Descripción del problema:
Presenta como lista numerada las líneas que van desde la que contiene "watermark-name: WiseCleaner —" hasta la que contiene "tree-item-label: 1 — [107, 91, 112, 101]", ambas incluidas, sin las líneas en blanco.

···

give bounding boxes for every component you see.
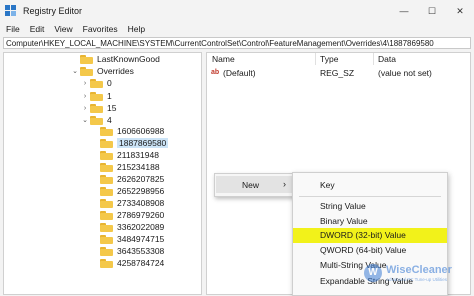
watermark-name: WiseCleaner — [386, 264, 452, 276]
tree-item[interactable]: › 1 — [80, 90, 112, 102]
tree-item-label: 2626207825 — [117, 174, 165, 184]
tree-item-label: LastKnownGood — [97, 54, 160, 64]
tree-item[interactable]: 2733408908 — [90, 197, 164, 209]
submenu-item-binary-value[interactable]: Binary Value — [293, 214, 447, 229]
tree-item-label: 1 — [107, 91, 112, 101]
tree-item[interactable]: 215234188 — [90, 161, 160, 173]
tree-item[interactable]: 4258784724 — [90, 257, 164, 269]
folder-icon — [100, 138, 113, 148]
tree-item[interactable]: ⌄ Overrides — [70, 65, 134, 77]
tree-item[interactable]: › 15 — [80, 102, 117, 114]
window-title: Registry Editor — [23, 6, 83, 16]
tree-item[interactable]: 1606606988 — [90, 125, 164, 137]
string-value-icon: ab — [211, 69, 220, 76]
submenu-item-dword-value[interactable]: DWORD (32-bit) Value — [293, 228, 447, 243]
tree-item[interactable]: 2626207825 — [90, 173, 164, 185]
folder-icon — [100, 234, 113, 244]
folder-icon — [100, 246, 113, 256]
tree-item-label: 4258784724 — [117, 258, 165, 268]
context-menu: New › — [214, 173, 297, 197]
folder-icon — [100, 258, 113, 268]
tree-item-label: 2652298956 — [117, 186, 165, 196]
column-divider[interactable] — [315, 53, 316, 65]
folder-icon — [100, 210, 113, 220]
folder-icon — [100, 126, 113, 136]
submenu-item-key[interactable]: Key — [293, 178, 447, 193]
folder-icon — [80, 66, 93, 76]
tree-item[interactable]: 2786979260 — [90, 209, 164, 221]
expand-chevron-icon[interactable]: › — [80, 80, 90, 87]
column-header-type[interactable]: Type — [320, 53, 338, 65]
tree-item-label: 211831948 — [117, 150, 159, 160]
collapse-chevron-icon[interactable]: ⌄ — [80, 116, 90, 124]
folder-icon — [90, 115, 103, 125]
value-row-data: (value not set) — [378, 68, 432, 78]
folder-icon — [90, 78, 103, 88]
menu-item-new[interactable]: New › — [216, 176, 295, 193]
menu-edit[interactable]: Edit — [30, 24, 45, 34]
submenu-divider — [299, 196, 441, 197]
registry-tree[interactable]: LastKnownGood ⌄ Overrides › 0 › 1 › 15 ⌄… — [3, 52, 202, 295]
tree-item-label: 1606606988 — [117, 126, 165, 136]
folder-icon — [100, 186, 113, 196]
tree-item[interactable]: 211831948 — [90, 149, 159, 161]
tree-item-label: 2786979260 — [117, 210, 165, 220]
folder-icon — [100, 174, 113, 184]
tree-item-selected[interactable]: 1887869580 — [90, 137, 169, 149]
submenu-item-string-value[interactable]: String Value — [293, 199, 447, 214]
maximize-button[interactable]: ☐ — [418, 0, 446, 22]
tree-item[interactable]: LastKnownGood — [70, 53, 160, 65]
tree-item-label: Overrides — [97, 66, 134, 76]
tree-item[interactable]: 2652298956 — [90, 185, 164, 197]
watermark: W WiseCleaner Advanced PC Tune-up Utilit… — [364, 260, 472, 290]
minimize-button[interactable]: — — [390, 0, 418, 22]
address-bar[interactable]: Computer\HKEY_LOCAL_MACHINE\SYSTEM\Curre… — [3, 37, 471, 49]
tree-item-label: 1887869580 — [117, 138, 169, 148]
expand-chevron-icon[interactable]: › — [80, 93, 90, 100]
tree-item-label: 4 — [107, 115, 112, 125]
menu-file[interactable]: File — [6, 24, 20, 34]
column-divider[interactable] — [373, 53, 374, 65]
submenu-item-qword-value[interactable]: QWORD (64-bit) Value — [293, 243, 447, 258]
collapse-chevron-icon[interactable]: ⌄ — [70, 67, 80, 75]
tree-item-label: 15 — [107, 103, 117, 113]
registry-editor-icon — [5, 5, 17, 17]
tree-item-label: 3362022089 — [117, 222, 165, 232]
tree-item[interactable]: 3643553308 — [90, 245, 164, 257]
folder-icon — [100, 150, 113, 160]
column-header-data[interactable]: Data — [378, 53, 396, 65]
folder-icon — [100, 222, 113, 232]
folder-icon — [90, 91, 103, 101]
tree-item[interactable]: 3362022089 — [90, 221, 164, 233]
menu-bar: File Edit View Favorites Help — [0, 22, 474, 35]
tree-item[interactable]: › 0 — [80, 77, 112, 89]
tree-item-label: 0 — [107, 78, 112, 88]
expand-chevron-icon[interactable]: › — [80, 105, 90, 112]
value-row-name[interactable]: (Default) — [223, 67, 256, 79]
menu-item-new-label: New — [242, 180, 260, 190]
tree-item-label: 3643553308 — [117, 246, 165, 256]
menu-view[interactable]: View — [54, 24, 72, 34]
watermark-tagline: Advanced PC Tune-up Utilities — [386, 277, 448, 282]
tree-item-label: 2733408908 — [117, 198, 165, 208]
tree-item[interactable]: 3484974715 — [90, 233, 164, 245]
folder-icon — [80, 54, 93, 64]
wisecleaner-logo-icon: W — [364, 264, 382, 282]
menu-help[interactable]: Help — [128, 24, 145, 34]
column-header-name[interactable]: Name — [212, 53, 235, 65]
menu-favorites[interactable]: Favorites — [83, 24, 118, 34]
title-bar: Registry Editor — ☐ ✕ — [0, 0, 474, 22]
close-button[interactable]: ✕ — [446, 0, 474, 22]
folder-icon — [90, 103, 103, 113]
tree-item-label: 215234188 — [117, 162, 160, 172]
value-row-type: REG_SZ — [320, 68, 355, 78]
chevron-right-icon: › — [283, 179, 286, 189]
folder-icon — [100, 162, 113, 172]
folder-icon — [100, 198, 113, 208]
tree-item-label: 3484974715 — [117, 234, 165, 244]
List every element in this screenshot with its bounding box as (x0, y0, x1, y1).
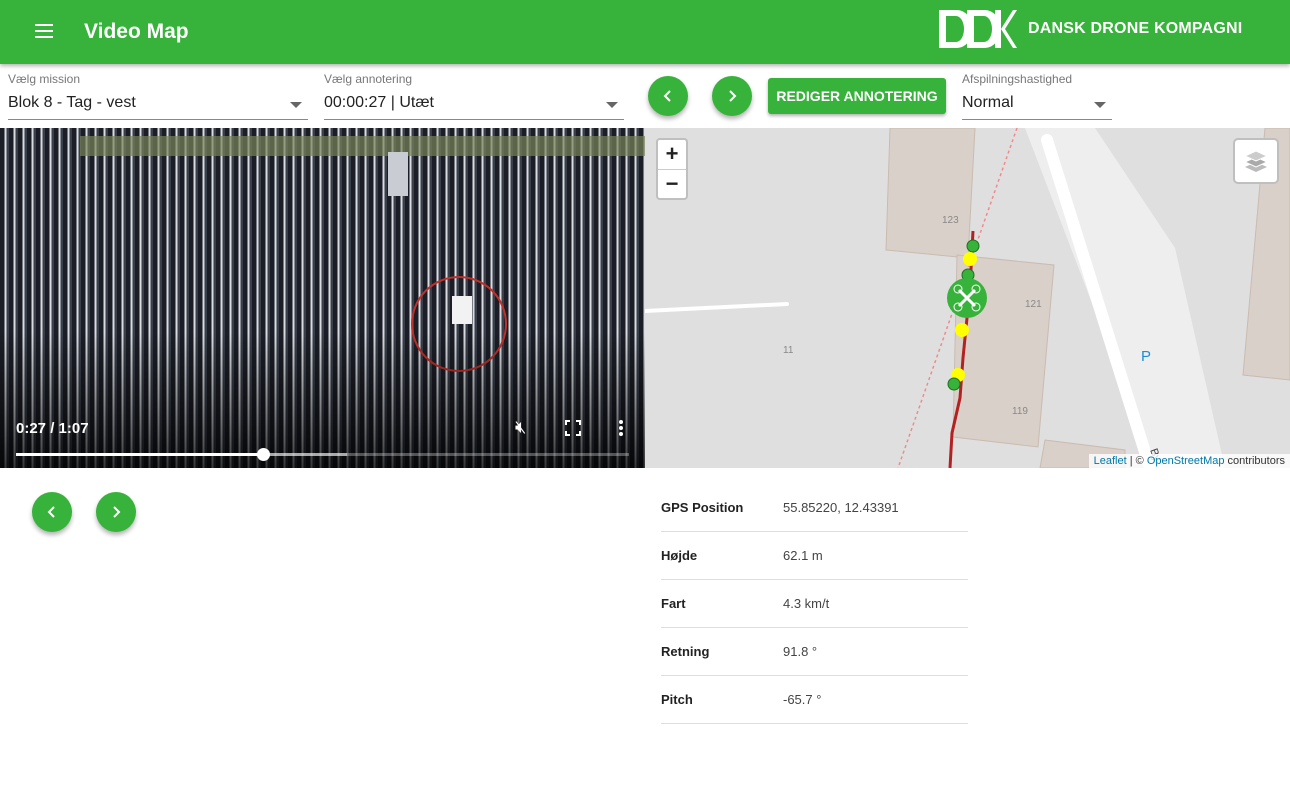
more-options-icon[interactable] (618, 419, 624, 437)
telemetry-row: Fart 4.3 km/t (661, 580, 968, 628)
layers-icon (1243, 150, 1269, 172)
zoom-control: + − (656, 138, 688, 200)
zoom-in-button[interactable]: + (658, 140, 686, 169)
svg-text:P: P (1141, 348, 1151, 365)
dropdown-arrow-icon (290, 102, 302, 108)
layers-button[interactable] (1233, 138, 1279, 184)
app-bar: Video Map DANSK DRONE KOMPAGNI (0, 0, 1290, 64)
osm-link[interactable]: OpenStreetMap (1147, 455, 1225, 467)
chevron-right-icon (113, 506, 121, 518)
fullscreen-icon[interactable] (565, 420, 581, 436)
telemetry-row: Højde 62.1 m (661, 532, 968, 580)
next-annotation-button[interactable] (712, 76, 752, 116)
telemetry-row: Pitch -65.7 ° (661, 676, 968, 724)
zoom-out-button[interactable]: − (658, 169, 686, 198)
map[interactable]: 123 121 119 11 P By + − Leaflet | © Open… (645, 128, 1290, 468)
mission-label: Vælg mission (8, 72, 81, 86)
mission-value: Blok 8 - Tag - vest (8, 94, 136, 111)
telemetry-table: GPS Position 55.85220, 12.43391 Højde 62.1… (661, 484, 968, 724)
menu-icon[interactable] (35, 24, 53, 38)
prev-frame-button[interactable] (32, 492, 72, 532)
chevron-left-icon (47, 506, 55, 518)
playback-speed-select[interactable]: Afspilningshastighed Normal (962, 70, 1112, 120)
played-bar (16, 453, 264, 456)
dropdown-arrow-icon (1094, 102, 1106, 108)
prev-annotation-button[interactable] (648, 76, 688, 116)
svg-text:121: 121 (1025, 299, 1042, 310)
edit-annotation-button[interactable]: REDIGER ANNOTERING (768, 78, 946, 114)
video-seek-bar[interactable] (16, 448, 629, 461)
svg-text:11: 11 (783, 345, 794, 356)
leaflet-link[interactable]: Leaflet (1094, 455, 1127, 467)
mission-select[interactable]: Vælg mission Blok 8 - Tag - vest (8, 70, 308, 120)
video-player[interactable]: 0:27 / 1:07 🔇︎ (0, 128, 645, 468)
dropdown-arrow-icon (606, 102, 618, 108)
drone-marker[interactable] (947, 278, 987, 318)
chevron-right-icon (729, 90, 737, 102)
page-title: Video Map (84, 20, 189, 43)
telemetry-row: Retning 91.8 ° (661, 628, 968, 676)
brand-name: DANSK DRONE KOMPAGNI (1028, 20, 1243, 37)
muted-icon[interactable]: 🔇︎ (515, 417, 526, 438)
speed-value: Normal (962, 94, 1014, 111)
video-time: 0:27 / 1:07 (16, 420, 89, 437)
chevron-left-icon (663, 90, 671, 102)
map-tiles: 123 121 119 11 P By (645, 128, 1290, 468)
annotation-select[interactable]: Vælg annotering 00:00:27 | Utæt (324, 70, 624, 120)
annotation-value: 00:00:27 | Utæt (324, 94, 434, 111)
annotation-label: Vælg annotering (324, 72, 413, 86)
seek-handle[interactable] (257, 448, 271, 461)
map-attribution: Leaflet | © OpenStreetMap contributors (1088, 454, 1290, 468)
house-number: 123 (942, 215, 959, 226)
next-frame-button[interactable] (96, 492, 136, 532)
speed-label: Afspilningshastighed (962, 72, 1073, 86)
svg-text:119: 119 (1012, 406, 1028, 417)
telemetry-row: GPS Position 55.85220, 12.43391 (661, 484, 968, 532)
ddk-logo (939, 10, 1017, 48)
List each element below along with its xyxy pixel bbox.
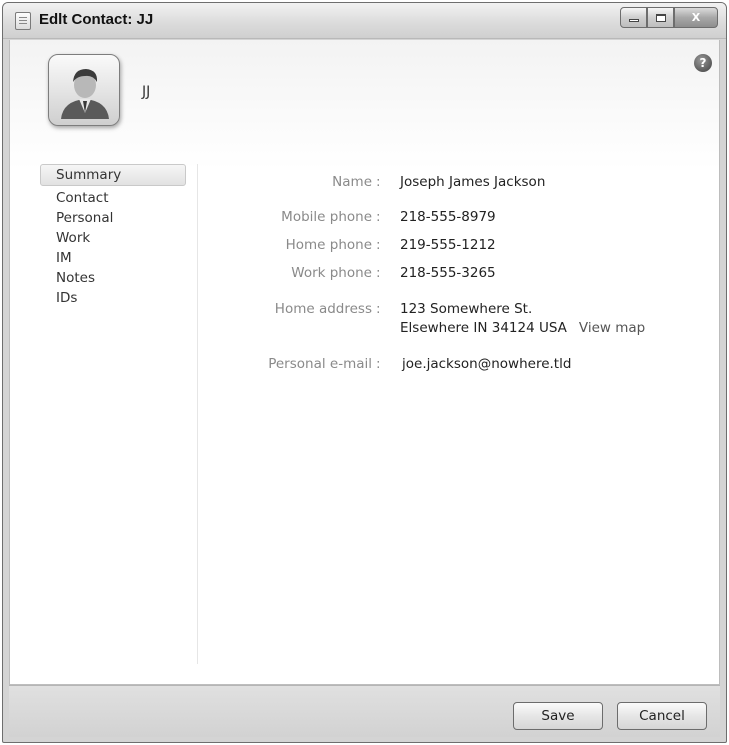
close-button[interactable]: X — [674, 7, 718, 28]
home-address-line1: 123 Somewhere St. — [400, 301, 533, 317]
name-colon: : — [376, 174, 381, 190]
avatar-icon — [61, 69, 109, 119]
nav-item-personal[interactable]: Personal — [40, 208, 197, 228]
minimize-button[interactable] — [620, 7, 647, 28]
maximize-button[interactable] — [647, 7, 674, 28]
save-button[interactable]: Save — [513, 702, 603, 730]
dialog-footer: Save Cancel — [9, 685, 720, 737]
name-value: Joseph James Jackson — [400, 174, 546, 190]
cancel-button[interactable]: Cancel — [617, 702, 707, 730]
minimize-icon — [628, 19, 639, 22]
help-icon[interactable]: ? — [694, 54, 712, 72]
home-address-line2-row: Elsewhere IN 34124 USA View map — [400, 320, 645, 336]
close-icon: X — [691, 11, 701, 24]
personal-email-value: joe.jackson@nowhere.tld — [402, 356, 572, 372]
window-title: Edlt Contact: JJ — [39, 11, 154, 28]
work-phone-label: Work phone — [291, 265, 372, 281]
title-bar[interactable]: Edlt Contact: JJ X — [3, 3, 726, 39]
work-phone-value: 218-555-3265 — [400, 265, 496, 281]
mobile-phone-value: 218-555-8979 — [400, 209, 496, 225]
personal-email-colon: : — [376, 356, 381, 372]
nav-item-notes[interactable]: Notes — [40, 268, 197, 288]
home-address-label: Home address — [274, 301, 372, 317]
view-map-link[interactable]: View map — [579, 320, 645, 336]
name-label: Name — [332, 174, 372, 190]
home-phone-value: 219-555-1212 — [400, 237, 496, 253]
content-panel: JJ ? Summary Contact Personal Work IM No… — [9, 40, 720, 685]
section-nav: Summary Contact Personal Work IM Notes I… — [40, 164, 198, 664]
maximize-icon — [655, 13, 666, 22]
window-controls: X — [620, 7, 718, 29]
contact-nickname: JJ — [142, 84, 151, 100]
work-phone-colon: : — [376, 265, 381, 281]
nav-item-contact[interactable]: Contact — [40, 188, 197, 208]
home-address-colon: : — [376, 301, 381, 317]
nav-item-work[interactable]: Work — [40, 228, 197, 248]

···

Respuesta escrita:
1. watermark-name: WiseCleaner — [386, 264, 452, 276]
2. tree-item[interactable]: › 1 — [80, 90, 112, 102]
3. tree-item-label: 2626207825 — [117, 174, 165, 184]
4. tree-item-label: LastKnownGood — [97, 54, 160, 64]
5. tree-item[interactable]: 2733408908 — [90, 197, 164, 209]
6. submenu-item-binary-value[interactable]: Binary Value — [293, 214, 447, 229]
7. tree-item-label: 1 — [107, 91, 112, 101]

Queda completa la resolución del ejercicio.